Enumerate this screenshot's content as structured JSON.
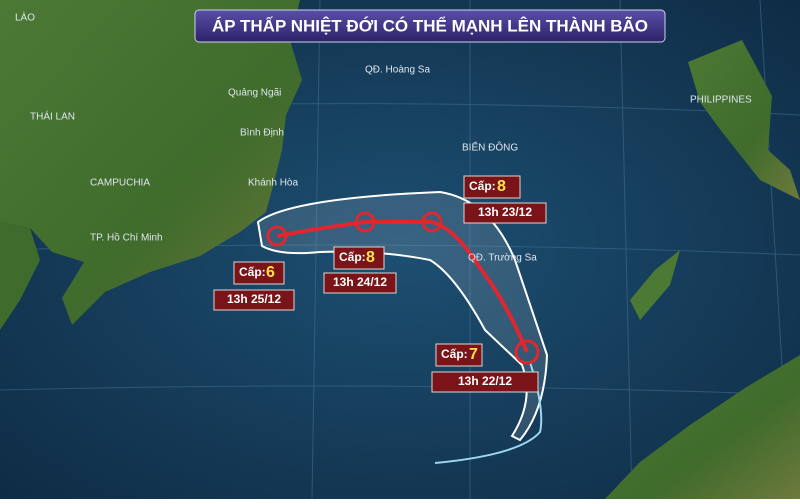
{
  "title": "ÁP THẤP NHIỆT ĐỚI CÓ THỂ MẠNH LÊN THÀNH BÃO",
  "places": [
    {
      "label": "LÀO"
    },
    {
      "label": "THÁI LAN"
    },
    {
      "label": "CAMPUCHIA"
    },
    {
      "label": "TP. Hồ Chí Minh"
    },
    {
      "label": "Quảng Ngãi"
    },
    {
      "label": "Bình Định"
    },
    {
      "label": "Khánh Hòa"
    },
    {
      "label": "QĐ. Hoàng Sa"
    },
    {
      "label": "BIỂN ĐÔNG"
    },
    {
      "label": "QĐ. Trường Sa"
    },
    {
      "label": "PHILIPPINES"
    }
  ],
  "forecast": [
    {
      "level_label": "Cấp:",
      "level": 7,
      "time": "13h 22/12"
    },
    {
      "level_label": "Cấp:",
      "level": 8,
      "time": "13h 23/12"
    },
    {
      "level_label": "Cấp:",
      "level": 8,
      "time": "13h 24/12"
    },
    {
      "level_label": "Cấp:",
      "level": 6,
      "time": "13h 25/12"
    }
  ]
}
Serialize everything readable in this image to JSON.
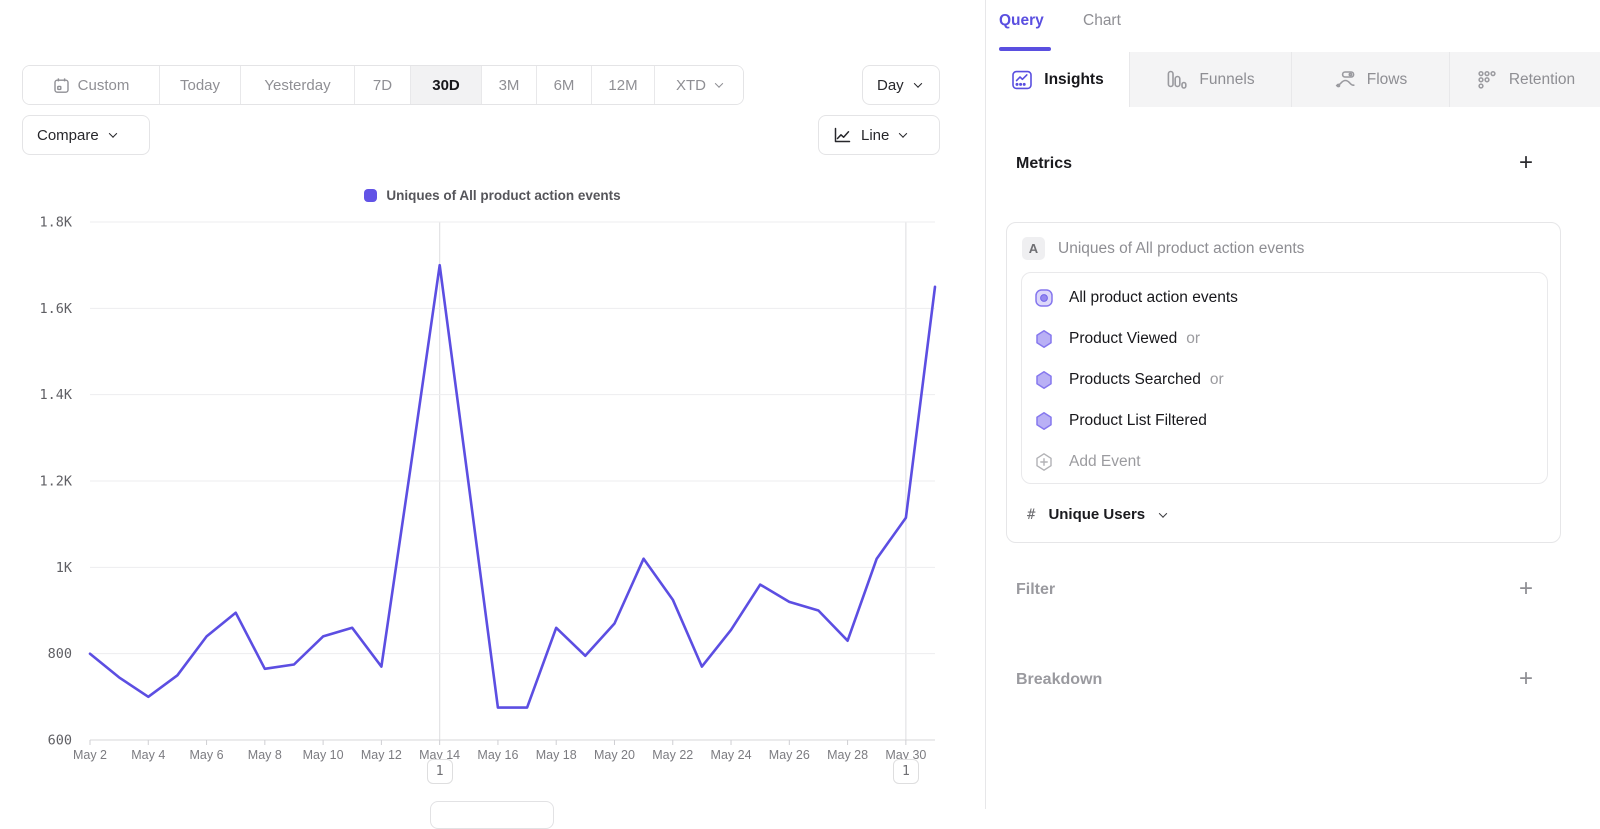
{
  "toolbar": {
    "ranges": [
      "Custom",
      "Today",
      "Yesterday",
      "7D",
      "30D",
      "3M",
      "6M",
      "12M",
      "XTD"
    ],
    "selected_range": "30D",
    "granularity": "Day",
    "compare_label": "Compare",
    "chart_type_label": "Line"
  },
  "chart_data": {
    "type": "line",
    "title": "Uniques of All product action events",
    "legend": [
      "Uniques of All product action events"
    ],
    "legend_position": "top",
    "grid": true,
    "ylim": [
      600,
      1800
    ],
    "yticks": [
      {
        "v": 600,
        "label": "600"
      },
      {
        "v": 800,
        "label": "800"
      },
      {
        "v": 1000,
        "label": "1K"
      },
      {
        "v": 1200,
        "label": "1.2K"
      },
      {
        "v": 1400,
        "label": "1.4K"
      },
      {
        "v": 1600,
        "label": "1.6K"
      },
      {
        "v": 1800,
        "label": "1.8K"
      }
    ],
    "x": [
      "May 2",
      "May 3",
      "May 4",
      "May 5",
      "May 6",
      "May 7",
      "May 8",
      "May 9",
      "May 10",
      "May 11",
      "May 12",
      "May 13",
      "May 14",
      "May 15",
      "May 16",
      "May 17",
      "May 18",
      "May 19",
      "May 20",
      "May 21",
      "May 22",
      "May 23",
      "May 24",
      "May 25",
      "May 26",
      "May 27",
      "May 28",
      "May 29",
      "May 30",
      "May 31"
    ],
    "xtick_labels": [
      "May 2",
      "May 4",
      "May 6",
      "May 8",
      "May 10",
      "May 12",
      "May 14",
      "May 16",
      "May 18",
      "May 20",
      "May 22",
      "May 24",
      "May 26",
      "May 28",
      "May 30"
    ],
    "series": [
      {
        "name": "Uniques of All product action events",
        "color": "#5c4ee2",
        "values": [
          800,
          745,
          700,
          750,
          840,
          895,
          765,
          775,
          840,
          860,
          770,
          1230,
          1700,
          1190,
          675,
          675,
          860,
          795,
          870,
          1020,
          925,
          770,
          855,
          960,
          920,
          900,
          830,
          1020,
          1115,
          1650
        ]
      }
    ],
    "annotations": [
      {
        "x": "May 14",
        "label": "1"
      },
      {
        "x": "May 30",
        "label": "1"
      }
    ]
  },
  "query_panel": {
    "tabs": [
      {
        "label": "Query"
      },
      {
        "label": "Chart"
      }
    ],
    "report_tabs": [
      {
        "label": "Insights"
      },
      {
        "label": "Funnels"
      },
      {
        "label": "Flows"
      },
      {
        "label": "Retention"
      }
    ],
    "metrics_section": {
      "title": "Metrics",
      "add_label": "+"
    },
    "metric_card": {
      "badge": "A",
      "title": "Uniques of All product action events",
      "events": [
        {
          "name": "All product action events",
          "suffix": ""
        },
        {
          "name": "Product Viewed",
          "suffix": "or"
        },
        {
          "name": "Products Searched",
          "suffix": "or"
        },
        {
          "name": "Product List Filtered",
          "suffix": ""
        }
      ],
      "add_event_label": "Add Event",
      "measurement": {
        "prefix": "#",
        "label": "Unique Users"
      }
    },
    "filter_section": {
      "title": "Filter",
      "add_label": "+"
    },
    "breakdown_section": {
      "title": "Breakdown",
      "add_label": "+"
    }
  },
  "colors": {
    "accent": "#5a4fe0",
    "line": "#5c4ee2",
    "hexagon_fill": "#b9b0f5",
    "hexagon_stroke": "#8678ee"
  }
}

┄┄┄┄┄┄

Problem description :: Make a tally of the lines in this data that include the string "name", and answer with that tally alone.

Full response :: 5